**GOAL**
Where a line of the listing below includes the word "this", reproduce that line.

(Source records)
···

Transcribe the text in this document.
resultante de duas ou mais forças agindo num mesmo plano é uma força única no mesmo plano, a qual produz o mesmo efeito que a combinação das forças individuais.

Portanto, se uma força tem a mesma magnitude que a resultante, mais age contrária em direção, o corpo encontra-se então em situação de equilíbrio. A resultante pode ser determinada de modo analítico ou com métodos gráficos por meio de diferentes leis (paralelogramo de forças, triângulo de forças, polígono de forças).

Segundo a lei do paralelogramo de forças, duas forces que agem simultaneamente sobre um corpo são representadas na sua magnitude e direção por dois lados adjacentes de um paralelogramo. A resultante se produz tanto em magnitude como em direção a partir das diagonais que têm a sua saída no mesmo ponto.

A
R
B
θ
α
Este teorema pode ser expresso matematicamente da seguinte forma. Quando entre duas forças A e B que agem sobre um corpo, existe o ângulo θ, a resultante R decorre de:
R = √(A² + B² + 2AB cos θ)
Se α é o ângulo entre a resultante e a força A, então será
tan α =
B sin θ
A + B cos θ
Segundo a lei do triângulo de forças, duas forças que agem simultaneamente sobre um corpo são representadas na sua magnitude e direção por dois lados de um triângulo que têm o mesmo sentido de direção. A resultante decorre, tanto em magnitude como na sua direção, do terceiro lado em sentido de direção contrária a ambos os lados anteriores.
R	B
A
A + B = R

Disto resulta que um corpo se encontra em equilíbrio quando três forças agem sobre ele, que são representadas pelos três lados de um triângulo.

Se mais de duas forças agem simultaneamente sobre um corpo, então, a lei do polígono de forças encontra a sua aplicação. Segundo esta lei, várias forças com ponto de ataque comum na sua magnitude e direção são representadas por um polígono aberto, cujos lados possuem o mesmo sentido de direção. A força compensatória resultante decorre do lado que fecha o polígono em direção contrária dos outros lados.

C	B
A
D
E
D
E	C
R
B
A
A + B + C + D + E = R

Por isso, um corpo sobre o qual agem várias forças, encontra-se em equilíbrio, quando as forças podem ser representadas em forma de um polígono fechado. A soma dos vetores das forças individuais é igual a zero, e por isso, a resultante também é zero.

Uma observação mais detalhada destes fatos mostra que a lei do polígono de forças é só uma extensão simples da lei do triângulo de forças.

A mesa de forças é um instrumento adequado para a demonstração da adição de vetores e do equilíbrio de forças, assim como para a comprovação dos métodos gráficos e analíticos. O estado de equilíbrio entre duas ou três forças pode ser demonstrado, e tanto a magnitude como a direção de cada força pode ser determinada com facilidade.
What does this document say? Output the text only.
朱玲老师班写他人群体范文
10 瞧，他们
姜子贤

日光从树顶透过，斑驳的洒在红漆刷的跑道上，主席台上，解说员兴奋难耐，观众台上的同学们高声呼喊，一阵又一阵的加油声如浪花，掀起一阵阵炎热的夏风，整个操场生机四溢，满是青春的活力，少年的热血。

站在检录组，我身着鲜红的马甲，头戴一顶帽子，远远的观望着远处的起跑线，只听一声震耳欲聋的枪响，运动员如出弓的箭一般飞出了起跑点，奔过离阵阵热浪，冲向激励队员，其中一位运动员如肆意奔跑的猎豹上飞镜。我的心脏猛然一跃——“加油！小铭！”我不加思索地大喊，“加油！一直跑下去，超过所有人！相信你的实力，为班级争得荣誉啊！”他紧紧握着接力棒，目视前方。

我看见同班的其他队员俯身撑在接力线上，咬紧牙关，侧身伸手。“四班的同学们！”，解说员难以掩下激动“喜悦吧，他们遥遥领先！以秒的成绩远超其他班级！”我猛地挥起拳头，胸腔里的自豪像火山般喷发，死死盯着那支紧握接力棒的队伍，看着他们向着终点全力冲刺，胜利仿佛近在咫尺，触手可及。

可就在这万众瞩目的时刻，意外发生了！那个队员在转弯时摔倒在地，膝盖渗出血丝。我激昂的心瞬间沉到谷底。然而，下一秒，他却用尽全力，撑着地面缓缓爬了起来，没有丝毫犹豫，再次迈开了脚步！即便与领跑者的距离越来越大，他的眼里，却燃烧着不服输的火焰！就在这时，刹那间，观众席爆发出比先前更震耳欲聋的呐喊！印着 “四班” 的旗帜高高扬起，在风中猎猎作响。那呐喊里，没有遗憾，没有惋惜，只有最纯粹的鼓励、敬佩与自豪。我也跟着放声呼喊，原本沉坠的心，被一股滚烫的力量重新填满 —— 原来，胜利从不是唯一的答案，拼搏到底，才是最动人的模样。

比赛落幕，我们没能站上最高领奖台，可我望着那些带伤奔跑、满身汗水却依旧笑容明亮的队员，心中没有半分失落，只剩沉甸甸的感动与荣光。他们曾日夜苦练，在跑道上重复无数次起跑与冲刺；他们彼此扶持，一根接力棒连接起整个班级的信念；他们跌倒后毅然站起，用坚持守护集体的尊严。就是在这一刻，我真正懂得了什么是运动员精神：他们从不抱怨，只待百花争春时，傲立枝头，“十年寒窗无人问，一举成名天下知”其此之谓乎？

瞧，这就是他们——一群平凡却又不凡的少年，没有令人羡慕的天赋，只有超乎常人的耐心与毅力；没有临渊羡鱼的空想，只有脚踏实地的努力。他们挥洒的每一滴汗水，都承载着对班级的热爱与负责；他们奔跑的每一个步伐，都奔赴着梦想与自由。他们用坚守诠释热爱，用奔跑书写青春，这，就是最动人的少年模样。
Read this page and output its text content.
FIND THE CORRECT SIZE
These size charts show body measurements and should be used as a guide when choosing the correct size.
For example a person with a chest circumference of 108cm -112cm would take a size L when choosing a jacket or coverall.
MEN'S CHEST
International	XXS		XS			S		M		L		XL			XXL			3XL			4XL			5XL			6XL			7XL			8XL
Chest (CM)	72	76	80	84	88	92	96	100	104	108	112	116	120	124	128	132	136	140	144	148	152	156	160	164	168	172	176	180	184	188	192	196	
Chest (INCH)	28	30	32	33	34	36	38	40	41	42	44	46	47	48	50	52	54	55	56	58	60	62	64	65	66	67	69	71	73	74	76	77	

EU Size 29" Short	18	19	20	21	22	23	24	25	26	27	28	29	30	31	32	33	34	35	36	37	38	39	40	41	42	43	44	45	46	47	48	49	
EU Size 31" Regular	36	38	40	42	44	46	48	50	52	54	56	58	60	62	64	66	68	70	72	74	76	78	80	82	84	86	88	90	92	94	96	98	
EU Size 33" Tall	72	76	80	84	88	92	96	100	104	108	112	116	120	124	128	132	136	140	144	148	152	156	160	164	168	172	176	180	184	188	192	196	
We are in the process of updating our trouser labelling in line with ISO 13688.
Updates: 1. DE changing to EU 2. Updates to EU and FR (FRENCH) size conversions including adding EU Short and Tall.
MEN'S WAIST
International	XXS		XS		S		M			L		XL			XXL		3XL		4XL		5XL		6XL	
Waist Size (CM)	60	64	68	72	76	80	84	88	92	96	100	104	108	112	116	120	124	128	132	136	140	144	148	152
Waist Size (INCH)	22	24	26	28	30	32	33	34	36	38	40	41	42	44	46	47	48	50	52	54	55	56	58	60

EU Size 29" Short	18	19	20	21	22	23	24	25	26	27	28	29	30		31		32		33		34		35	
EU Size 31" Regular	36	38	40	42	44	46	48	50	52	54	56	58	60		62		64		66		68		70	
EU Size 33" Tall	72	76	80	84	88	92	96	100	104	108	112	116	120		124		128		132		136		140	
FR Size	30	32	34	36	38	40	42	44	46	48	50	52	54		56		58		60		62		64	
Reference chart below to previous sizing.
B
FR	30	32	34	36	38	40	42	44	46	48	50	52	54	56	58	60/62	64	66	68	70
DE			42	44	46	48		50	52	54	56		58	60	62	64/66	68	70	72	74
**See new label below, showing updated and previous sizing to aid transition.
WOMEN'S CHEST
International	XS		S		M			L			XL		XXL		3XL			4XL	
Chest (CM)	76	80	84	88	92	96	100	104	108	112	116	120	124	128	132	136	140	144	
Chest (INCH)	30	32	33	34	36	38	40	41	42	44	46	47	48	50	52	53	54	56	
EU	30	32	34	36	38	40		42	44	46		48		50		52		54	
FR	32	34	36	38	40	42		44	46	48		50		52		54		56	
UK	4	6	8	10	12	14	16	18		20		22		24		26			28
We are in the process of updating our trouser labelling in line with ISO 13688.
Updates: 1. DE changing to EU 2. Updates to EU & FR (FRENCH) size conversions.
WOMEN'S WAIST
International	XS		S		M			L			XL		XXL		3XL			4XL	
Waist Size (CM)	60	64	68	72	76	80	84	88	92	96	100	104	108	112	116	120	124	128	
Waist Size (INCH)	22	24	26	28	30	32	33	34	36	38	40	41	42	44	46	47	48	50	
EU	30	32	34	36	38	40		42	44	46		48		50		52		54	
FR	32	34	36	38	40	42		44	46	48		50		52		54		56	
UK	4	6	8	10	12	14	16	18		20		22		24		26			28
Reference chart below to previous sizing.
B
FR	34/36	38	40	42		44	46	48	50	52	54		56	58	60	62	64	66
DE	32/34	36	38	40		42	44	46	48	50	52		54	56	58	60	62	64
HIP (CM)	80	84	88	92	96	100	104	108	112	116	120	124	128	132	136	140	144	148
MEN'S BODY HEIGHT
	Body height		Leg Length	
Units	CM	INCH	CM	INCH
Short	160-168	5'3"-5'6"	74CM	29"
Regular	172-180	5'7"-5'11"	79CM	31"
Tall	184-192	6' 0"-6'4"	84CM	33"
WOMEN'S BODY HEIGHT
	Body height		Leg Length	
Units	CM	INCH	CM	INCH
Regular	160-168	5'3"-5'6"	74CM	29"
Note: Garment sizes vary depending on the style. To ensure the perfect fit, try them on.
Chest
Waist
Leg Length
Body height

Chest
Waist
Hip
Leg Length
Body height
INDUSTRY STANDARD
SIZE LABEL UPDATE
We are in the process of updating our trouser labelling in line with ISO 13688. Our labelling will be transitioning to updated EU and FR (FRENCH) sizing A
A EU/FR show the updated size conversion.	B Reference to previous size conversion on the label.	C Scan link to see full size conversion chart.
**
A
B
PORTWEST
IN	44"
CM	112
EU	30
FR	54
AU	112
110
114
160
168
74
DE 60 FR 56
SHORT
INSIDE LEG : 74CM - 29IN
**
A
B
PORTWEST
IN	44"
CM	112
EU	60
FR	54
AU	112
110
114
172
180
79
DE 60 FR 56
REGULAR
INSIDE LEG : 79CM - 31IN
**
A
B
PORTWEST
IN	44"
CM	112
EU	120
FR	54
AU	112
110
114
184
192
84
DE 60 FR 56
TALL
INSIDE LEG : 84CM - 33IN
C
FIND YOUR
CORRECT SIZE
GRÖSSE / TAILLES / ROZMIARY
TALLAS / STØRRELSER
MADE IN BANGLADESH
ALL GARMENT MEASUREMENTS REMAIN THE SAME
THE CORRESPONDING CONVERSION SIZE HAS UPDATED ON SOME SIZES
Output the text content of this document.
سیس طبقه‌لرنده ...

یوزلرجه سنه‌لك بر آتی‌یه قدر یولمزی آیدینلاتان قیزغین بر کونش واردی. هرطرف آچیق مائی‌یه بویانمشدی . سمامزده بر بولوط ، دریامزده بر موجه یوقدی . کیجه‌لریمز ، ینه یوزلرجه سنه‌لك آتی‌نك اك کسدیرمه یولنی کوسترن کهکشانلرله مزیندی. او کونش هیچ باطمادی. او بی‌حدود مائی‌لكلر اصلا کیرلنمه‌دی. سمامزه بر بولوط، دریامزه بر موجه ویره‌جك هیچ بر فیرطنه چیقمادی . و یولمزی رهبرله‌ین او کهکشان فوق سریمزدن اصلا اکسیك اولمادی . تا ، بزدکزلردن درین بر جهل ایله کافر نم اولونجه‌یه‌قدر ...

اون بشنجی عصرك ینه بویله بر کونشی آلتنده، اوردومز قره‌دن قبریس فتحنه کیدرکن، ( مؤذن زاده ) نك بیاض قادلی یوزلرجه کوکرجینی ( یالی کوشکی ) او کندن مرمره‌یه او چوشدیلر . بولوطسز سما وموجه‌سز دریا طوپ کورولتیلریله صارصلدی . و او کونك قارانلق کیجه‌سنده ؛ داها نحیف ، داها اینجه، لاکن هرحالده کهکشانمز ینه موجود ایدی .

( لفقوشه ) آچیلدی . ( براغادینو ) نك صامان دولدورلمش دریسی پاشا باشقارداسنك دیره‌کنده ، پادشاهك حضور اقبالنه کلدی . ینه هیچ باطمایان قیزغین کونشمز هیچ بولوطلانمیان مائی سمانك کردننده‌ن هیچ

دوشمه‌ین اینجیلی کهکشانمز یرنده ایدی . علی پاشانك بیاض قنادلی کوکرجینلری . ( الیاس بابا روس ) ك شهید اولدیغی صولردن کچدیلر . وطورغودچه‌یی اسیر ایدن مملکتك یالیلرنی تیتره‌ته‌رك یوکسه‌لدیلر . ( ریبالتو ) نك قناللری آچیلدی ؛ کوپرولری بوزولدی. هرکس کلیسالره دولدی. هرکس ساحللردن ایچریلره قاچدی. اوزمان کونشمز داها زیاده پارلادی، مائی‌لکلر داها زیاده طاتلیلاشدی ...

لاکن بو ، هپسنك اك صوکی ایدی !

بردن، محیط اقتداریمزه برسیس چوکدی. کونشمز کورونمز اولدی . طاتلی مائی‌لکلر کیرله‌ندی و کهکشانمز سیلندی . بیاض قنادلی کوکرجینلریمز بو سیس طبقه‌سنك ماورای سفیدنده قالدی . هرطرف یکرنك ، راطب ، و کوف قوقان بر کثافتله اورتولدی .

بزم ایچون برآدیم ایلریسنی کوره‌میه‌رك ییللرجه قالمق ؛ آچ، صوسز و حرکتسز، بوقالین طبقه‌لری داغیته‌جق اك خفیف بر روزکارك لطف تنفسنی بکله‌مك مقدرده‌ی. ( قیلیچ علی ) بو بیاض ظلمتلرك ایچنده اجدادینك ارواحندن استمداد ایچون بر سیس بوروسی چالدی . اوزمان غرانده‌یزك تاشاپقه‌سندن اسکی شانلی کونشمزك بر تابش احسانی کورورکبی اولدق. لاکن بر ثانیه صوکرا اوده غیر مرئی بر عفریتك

···

**REPLY TO THE TASK**
Transcribe the text in this document.
What does this document say? Output the text only.
Read this page and output its text content.
Output the text content of this document.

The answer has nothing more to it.